» Task requirements: Write out the records below word for word, please.
···
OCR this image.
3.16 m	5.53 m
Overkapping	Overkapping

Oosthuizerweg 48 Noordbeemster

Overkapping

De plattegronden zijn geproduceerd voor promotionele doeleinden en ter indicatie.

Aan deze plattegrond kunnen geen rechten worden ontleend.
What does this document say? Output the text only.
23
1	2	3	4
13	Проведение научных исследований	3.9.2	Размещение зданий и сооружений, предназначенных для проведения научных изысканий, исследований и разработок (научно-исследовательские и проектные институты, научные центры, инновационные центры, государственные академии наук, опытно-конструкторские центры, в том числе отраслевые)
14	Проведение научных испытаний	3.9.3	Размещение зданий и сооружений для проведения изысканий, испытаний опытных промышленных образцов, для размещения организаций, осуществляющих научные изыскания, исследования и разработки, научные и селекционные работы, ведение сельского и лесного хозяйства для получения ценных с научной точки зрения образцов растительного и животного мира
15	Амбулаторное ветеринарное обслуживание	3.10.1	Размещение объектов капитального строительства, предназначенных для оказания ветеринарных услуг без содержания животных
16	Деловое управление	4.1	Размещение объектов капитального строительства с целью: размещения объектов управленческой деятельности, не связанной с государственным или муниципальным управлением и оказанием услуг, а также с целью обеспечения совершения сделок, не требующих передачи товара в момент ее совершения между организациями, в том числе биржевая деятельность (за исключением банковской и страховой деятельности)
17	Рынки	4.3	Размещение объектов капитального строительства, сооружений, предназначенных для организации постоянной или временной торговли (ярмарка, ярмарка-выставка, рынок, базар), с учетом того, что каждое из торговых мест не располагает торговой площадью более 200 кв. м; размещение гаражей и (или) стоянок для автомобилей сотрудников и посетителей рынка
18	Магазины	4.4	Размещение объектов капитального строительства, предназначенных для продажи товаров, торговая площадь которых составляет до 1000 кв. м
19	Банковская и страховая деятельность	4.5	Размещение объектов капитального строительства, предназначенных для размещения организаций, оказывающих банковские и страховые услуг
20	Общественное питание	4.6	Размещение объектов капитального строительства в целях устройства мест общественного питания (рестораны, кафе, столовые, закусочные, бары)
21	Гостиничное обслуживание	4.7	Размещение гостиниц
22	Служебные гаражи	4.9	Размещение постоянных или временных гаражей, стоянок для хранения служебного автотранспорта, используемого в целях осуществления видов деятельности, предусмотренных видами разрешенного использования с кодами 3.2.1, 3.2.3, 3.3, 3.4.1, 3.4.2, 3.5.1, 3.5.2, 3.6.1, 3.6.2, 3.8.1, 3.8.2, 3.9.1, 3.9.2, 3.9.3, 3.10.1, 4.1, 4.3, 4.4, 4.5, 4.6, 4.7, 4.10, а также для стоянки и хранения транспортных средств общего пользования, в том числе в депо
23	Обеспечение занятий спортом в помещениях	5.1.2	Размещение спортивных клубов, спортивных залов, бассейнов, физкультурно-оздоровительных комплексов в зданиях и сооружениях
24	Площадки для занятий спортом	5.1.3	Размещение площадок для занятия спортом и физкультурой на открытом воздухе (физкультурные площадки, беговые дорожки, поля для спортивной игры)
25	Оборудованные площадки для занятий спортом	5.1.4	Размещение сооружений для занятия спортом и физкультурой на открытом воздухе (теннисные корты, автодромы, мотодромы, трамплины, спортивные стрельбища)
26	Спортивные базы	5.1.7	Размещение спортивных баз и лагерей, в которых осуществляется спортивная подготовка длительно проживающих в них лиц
···
» Completed task:
OCR this image.
3.16 m	5.53 m
Overkapping	Overkapping

Oosthuizerweg 48 Noordbeemster

Overkapping

De plattegronden zijn geproduceerd voor promotionele doeleinden en ter indicatie.

Aan deze plattegrond kunnen geen rechten worden ontleend.
What does this document say? Output the text only.
23
1	2	3	4
13	Проведение научных исследований	3.9.2	Размещение зданий и сооружений, предназначенных для проведения научных изысканий, исследований и разработок (научно-исследовательские и проектные институты, научные центры, инновационные центры, государственные академии наук, опытно-конструкторские центры, в том числе отраслевые)
14	Проведение научных испытаний	3.9.3	Размещение зданий и сооружений для проведения изысканий, испытаний опытных промышленных образцов, для размещения организаций, осуществляющих научные изыскания, исследования и разработки, научные и селекционные работы, ведение сельского и лесного хозяйства для получения ценных с научной точки зрения образцов растительного и животного мира
15	Амбулаторное ветеринарное обслуживание	3.10.1	Размещение объектов капитального строительства, предназначенных для оказания ветеринарных услуг без содержания животных
16	Деловое управление	4.1	Размещение объектов капитального строительства с целью: размещения объектов управленческой деятельности, не связанной с государственным или муниципальным управлением и оказанием услуг, а также с целью обеспечения совершения сделок, не требующих передачи товара в момент ее совершения между организациями, в том числе биржевая деятельность (за исключением банковской и страховой деятельности)
17	Рынки	4.3	Размещение объектов капитального строительства, сооружений, предназначенных для организации постоянной или временной торговли (ярмарка, ярмарка-выставка, рынок, базар), с учетом того, что каждое из торговых мест не располагает торговой площадью более 200 кв. м; размещение гаражей и (или) стоянок для автомобилей сотрудников и посетителей рынка
18	Магазины	4.4	Размещение объектов капитального строительства, предназначенных для продажи товаров, торговая площадь которых составляет до 1000 кв. м
19	Банковская и страховая деятельность	4.5	Размещение объектов капитального строительства, предназначенных для размещения организаций, оказывающих банковские и страховые услуг
20	Общественное питание	4.6	Размещение объектов капитального строительства в целях устройства мест общественного питания (рестораны, кафе, столовые, закусочные, бары)
21	Гостиничное обслуживание	4.7	Размещение гостиниц
22	Служебные гаражи	4.9	Размещение постоянных или временных гаражей, стоянок для хранения служебного автотранспорта, используемого в целях осуществления видов деятельности, предусмотренных видами разрешенного использования с кодами 3.2.1, 3.2.3, 3.3, 3.4.1, 3.4.2, 3.5.1, 3.5.2, 3.6.1, 3.6.2, 3.8.1, 3.8.2, 3.9.1, 3.9.2, 3.9.3, 3.10.1, 4.1, 4.3, 4.4, 4.5, 4.6, 4.7, 4.10, а также для стоянки и хранения транспортных средств общего пользования, в том числе в депо
23	Обеспечение занятий спортом в помещениях	5.1.2	Размещение спортивных клубов, спортивных залов, бассейнов, физкультурно-оздоровительных комплексов в зданиях и сооружениях
24	Площадки для занятий спортом	5.1.3	Размещение площадок для занятия спортом и физкультурой на открытом воздухе (физкультурные площадки, беговые дорожки, поля для спортивной игры)
25	Оборудованные площадки для занятий спортом	5.1.4	Размещение сооружений для занятия спортом и физкультурой на открытом воздухе (теннисные корты, автодромы, мотодромы, трамплины, спортивные стрельбища)
26	Спортивные базы	5.1.7	Размещение спортивных баз и лагерей, в которых осуществляется спортивная подготовка длительно проживающих в них лиц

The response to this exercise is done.